— Start of Data listing —

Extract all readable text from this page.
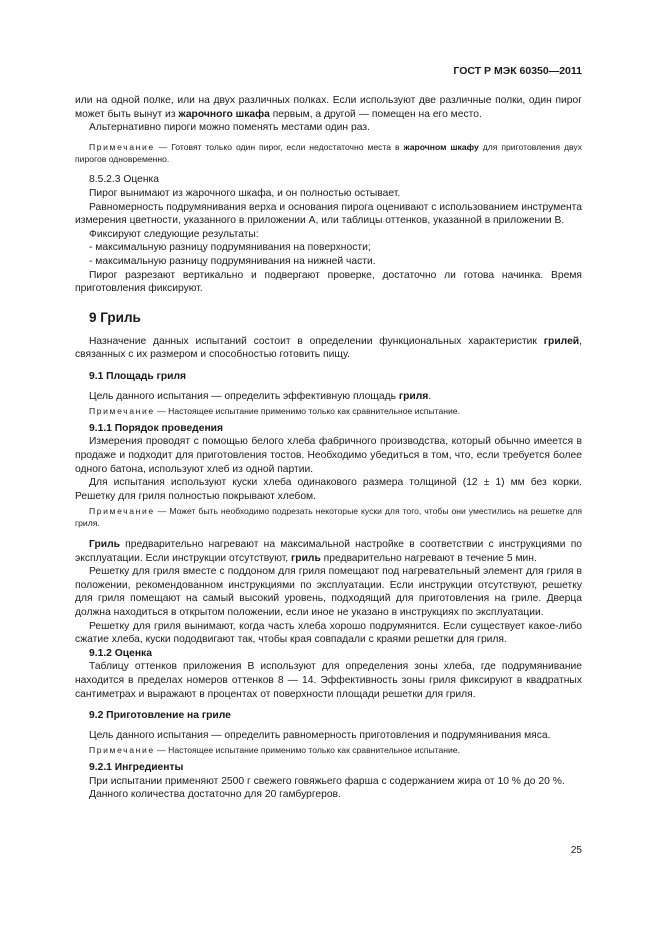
ГОСТ Р МЭК 60350—2011

или на одной полке, или на двух различных полках. Если используют две различные полки, один пирог может быть вынут из жарочного шкафа первым, а другой — помещен на его место.

Альтернативно пироги можно поменять местами один раз.

Примечание — Готовят только один пирог, если недостаточно места в жарочном шкафу для приготовления двух пирогов одновременно.

8.5.2.3 Оценка

Пирог вынимают из жарочного шкафа, и он полностью остывает.

Равномерность подрумянивания верха и основания пирога оценивают с использованием инструмента измерения цветности, указанного в приложении А, или таблицы оттенков, указанной в приложении В.

Фиксируют следующие результаты:

- максимальную разницу подрумянивания на поверхности;

- максимальную разницу подрумянивания на нижней части.

Пирог разрезают вертикально и подвергают проверке, достаточно ли готова начинка. Время приготовления фиксируют.

9 Гриль

Назначение данных испытаний состоит в определении функциональных характеристик грилей, связанных с их размером и способностью готовить пищу.

9.1 Площадь гриля

Цель данного испытания — определить эффективную площадь гриля.

Примечание — Настоящее испытание применимо только как сравнительное испытание.

9.1.1 Порядок проведения

Измерения проводят с помощью белого хлеба фабричного производства, который обычно имеется в продаже и подходит для приготовления тостов. Необходимо убедиться в том, что, если требуется более одного батона, используют хлеб из одной партии.

Для испытания используют куски хлеба одинакового размера толщиной (12 ± 1) мм без корки. Решетку для гриля полностью покрывают хлебом.

Примечание — Может быть необходимо подрезать некоторые куски для того, чтобы они уместились на решетке для гриля.

Гриль предварительно нагревают на максимальной настройке в соответствии с инструкциями по эксплуатации. Если инструкции отсутствуют, гриль предварительно нагревают в течение 5 мин.

Решетку для гриля вместе с поддоном для гриля помещают под нагревательный элемент для гриля в положении, рекомендованном инструкциями по эксплуатации. Если инструкции отсутствуют, решетку для гриля помещают на самый высокий уровень, подходящий для приготовления на гриле. Дверца должна находиться в открытом положении, если иное не указано в инструкциях по эксплуатации.

Решетку для гриля вынимают, когда часть хлеба хорошо подрумянится. Если существует какое-либо сжатие хлеба, куски пододвигают так, чтобы края совпадали с краями решетки для гриля.

9.1.2 Оценка

Таблицу оттенков приложения В используют для определения зоны хлеба, где подрумянивание находится в пределах номеров оттенков 8 — 14. Эффективность зоны гриля фиксируют в квадратных сантиметрах и выражают в процентах от поверхности площади решетки для гриля.

9.2 Приготовление на гриле

Цель данного испытания — определить равномерность приготовления и подрумянивания мяса.

Примечание — Настоящее испытание применимо только как сравнительное испытание.

9.2.1 Ингредиенты

При испытании применяют 2500 г свежего говяжьего фарша с содержанием жира от 10 % до 20 %.

Данного количества достаточно для 20 гамбургеров.

25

— End of Data listing —

■ The exercise: Without including any pictures, reproduce the listing exactly.

■ Written answer:
Extract all readable text from this page.
ГОСТ Р МЭК 60350—2011

или на одной полке, или на двух различных полках. Если используют две различные полки, один пирог может быть вынут из жарочного шкафа первым, а другой — помещен на его место.

Альтернативно пироги можно поменять местами один раз.

Примечание — Готовят только один пирог, если недостаточно места в жарочном шкафу для приготовления двух пирогов одновременно.

8.5.2.3 Оценка

Пирог вынимают из жарочного шкафа, и он полностью остывает.

Равномерность подрумянивания верха и основания пирога оценивают с использованием инструмента измерения цветности, указанного в приложении А, или таблицы оттенков, указанной в приложении В.

Фиксируют следующие результаты:

- максимальную разницу подрумянивания на поверхности;

- максимальную разницу подрумянивания на нижней части.

Пирог разрезают вертикально и подвергают проверке, достаточно ли готова начинка. Время приготовления фиксируют.

9 Гриль

Назначение данных испытаний состоит в определении функциональных характеристик грилей, связанных с их размером и способностью готовить пищу.

9.1 Площадь гриля

Цель данного испытания — определить эффективную площадь гриля.

Примечание — Настоящее испытание применимо только как сравнительное испытание.

9.1.1 Порядок проведения

Измерения проводят с помощью белого хлеба фабричного производства, который обычно имеется в продаже и подходит для приготовления тостов. Необходимо убедиться в том, что, если требуется более одного батона, используют хлеб из одной партии.

Для испытания используют куски хлеба одинакового размера толщиной (12 ± 1) мм без корки. Решетку для гриля полностью покрывают хлебом.

Примечание — Может быть необходимо подрезать некоторые куски для того, чтобы они уместились на решетке для гриля.

Гриль предварительно нагревают на максимальной настройке в соответствии с инструкциями по эксплуатации. Если инструкции отсутствуют, гриль предварительно нагревают в течение 5 мин.

Решетку для гриля вместе с поддоном для гриля помещают под нагревательный элемент для гриля в положении, рекомендованном инструкциями по эксплуатации. Если инструкции отсутствуют, решетку для гриля помещают на самый высокий уровень, подходящий для приготовления на гриле. Дверца должна находиться в открытом положении, если иное не указано в инструкциях по эксплуатации.

Решетку для гриля вынимают, когда часть хлеба хорошо подрумянится. Если существует какое-либо сжатие хлеба, куски пододвигают так, чтобы края совпадали с краями решетки для гриля.

9.1.2 Оценка

Таблицу оттенков приложения В используют для определения зоны хлеба, где подрумянивание находится в пределах номеров оттенков 8 — 14. Эффективность зоны гриля фиксируют в квадратных сантиметрах и выражают в процентах от поверхности площади решетки для гриля.

9.2 Приготовление на гриле

Цель данного испытания — определить равномерность приготовления и подрумянивания мяса.

Примечание — Настоящее испытание применимо только как сравнительное испытание.

9.2.1 Ингредиенты

При испытании применяют 2500 г свежего говяжьего фарша с содержанием жира от 10 % до 20 %.

Данного количества достаточно для 20 гамбургеров.

25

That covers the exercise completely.